THE INPUT:
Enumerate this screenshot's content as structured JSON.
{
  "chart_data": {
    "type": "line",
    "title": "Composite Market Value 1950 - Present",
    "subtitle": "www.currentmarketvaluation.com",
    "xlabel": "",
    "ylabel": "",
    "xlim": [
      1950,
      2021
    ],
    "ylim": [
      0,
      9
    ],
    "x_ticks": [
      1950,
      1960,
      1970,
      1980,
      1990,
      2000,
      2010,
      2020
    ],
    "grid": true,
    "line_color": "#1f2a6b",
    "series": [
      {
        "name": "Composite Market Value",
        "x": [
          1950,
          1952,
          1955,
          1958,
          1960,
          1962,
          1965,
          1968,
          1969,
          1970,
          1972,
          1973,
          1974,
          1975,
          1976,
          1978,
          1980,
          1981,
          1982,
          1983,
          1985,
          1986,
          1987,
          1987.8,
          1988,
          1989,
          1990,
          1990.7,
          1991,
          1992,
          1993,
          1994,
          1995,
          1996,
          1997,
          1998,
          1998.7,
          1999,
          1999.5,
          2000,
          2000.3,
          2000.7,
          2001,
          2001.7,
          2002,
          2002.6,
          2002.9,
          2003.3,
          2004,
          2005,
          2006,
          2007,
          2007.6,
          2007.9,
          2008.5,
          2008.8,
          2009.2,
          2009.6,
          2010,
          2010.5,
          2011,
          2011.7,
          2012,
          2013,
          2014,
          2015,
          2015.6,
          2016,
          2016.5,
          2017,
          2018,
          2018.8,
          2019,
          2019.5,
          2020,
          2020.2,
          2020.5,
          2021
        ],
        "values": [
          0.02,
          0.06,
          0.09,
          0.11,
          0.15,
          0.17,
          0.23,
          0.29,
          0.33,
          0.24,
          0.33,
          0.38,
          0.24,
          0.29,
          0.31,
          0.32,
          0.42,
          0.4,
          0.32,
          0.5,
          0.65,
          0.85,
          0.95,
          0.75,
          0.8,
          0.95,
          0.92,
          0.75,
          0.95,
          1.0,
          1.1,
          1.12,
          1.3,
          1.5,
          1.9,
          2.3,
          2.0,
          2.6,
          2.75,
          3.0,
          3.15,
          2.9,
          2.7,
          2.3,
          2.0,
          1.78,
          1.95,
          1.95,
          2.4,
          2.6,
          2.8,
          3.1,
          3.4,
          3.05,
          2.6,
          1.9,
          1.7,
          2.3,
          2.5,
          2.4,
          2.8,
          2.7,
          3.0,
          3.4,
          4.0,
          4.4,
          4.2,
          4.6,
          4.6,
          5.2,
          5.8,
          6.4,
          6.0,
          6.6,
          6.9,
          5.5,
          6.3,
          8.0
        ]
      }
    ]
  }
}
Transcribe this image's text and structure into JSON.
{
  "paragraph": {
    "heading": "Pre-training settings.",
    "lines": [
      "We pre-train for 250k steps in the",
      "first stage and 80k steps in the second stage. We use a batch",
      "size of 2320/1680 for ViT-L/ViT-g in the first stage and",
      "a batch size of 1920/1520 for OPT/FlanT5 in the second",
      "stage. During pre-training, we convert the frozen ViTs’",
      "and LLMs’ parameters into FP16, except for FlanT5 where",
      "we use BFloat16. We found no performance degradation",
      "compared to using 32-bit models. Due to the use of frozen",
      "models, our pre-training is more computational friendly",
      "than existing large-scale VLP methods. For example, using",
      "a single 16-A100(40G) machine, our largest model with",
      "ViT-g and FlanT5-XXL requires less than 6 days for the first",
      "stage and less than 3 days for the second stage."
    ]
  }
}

WHAT YOU ARE ASKED TO DO:
Determine how many lines of the material include the string "batch". Output only that count.

SOLUTION FOR THIS EXERCISE:
2